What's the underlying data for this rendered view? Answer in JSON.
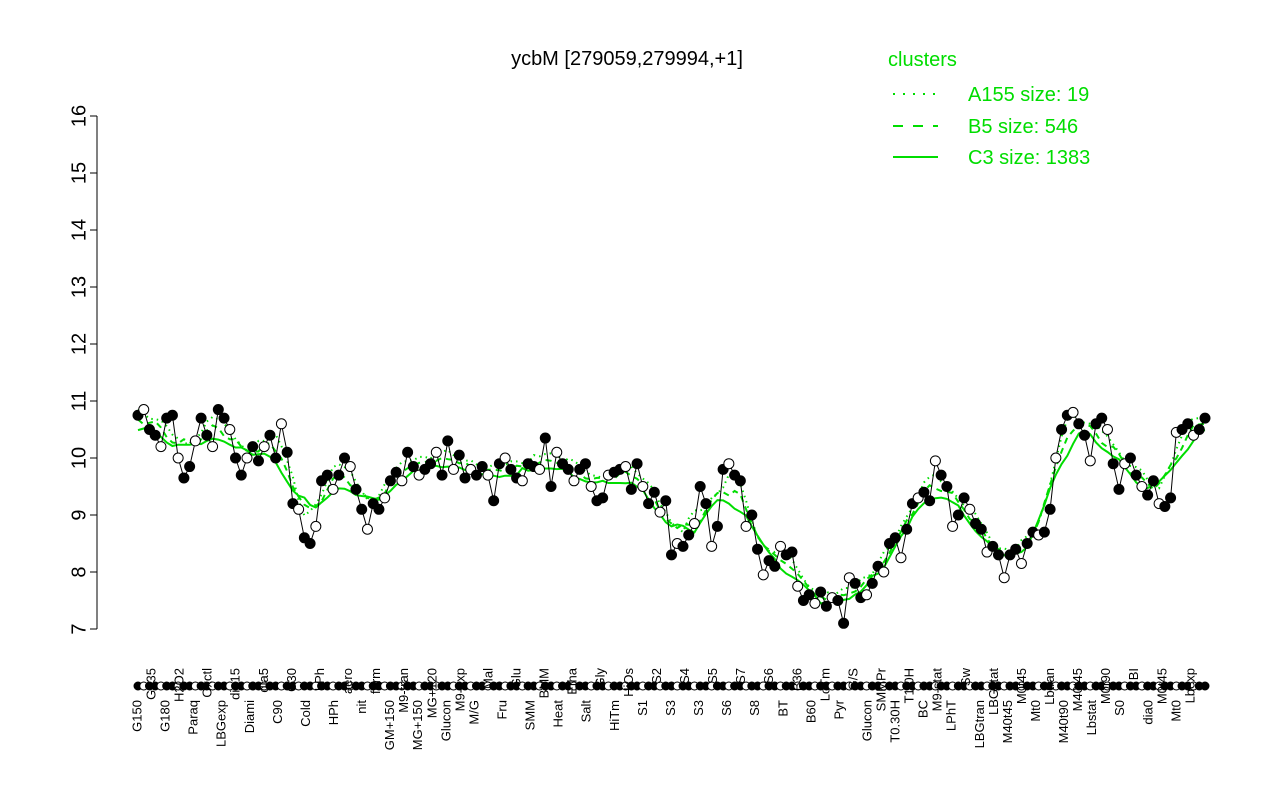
{
  "chart_data": {
    "type": "line",
    "title": "ycbM [279059,279994,+1]",
    "xlabel": "",
    "ylabel": "",
    "ylim": [
      7,
      16
    ],
    "yticks": [
      7,
      8,
      9,
      10,
      11,
      12,
      13,
      14,
      15,
      16
    ],
    "grid": false,
    "legend": {
      "title": "clusters",
      "placement": "top-right",
      "entries": [
        {
          "label": "A155 size: 19",
          "style": "dotted"
        },
        {
          "label": "B5 size: 546",
          "style": "dashed"
        },
        {
          "label": "C3 size: 1383",
          "style": "solid"
        }
      ]
    },
    "colors": {
      "cluster": "#00dd00",
      "points": "#000000"
    },
    "values": [
      10.75,
      10.85,
      10.5,
      10.4,
      10.2,
      10.7,
      10.75,
      10.0,
      9.65,
      9.85,
      10.3,
      10.7,
      10.4,
      10.2,
      10.85,
      10.7,
      10.5,
      10.0,
      9.7,
      10.0,
      10.2,
      9.95,
      10.2,
      10.4,
      10.0,
      10.6,
      10.1,
      9.2,
      9.1,
      8.6,
      8.5,
      8.8,
      9.6,
      9.7,
      9.45,
      9.7,
      10.0,
      9.85,
      9.45,
      9.1,
      8.75,
      9.2,
      9.1,
      9.3,
      9.6,
      9.75,
      9.6,
      10.1,
      9.85,
      9.7,
      9.8,
      9.9,
      10.1,
      9.7,
      10.3,
      9.8,
      10.05,
      9.65,
      9.8,
      9.7,
      9.85,
      9.7,
      9.25,
      9.9,
      10.0,
      9.8,
      9.65,
      9.6,
      9.9,
      9.85,
      9.8,
      10.35,
      9.5,
      10.1,
      9.9,
      9.8,
      9.6,
      9.8,
      9.9,
      9.5,
      9.25,
      9.3,
      9.7,
      9.75,
      9.8,
      9.85,
      9.45,
      9.9,
      9.5,
      9.2,
      9.4,
      9.05,
      9.25,
      8.3,
      8.5,
      8.45,
      8.65,
      8.85,
      9.5,
      9.2,
      8.45,
      8.8,
      9.8,
      9.9,
      9.7,
      9.6,
      8.8,
      9.0,
      8.4,
      7.95,
      8.2,
      8.1,
      8.45,
      8.3,
      8.35,
      7.75,
      7.5,
      7.6,
      7.45,
      7.65,
      7.4,
      7.55,
      7.5,
      7.1,
      7.9,
      7.8,
      7.55,
      7.6,
      7.8,
      8.1,
      8.0,
      8.5,
      8.6,
      8.25,
      8.75,
      9.2,
      9.3,
      9.4,
      9.25,
      9.95,
      9.7,
      9.5,
      8.8,
      9.0,
      9.3,
      9.1,
      8.85,
      8.75,
      8.35,
      8.45,
      8.3,
      7.9,
      8.3,
      8.4,
      8.15,
      8.5,
      8.7,
      8.65,
      8.7,
      9.1,
      10.0,
      10.5,
      10.75,
      10.8,
      10.6,
      10.4,
      9.95,
      10.6,
      10.7,
      10.5,
      9.9,
      9.45,
      9.9,
      10.0,
      9.7,
      9.5,
      9.35,
      9.6,
      9.2,
      9.15,
      9.3,
      10.45,
      10.5,
      10.6,
      10.4,
      10.5,
      10.7
    ],
    "x_labels_upper": [
      "G135",
      "H2O2",
      "Oxctl",
      "dia15",
      "dia5",
      "C30",
      "LPh",
      "aero",
      "ferm",
      "M9-tran",
      "MG+120",
      "M9-exp",
      "Mal",
      "Glu",
      "BMM",
      "Etha",
      "Gly",
      "HiOs",
      "S2",
      "S4",
      "S5",
      "S7",
      "S6",
      "B36",
      "LoTm",
      "G/S",
      "SMMPr",
      "T1.0H",
      "M9-stat",
      "Sw",
      "LBGstat",
      "M0t45",
      "Lbtran",
      "M40t45",
      "M0t90",
      "BI",
      "M0t45",
      "Lbexp"
    ],
    "x_labels_lower": [
      "G150",
      "G180",
      "Paraq",
      "LBGexp",
      "Diami",
      "C90",
      "Cold",
      "HPh",
      "nit",
      "GM+150",
      "MG+150",
      "Glucon",
      "M/G",
      "Fru",
      "SMM",
      "Heat",
      "Salt",
      "HiTm",
      "S1",
      "S3",
      "S3",
      "S6",
      "S8",
      "BT",
      "B60",
      "Pyr",
      "Glucon",
      "T0.30H",
      "BC",
      "LPhT",
      "LBGtran",
      "M40t45",
      "Mt0",
      "M40t90",
      "Lbstat",
      "S0",
      "dia0",
      "Mt0"
    ]
  }
}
⁂
Short exercise
Leave out every line without the string "title" and copy the rest.

Solution
    "title": "ycbM [279059,279994,+1]",
      "title": "clusters",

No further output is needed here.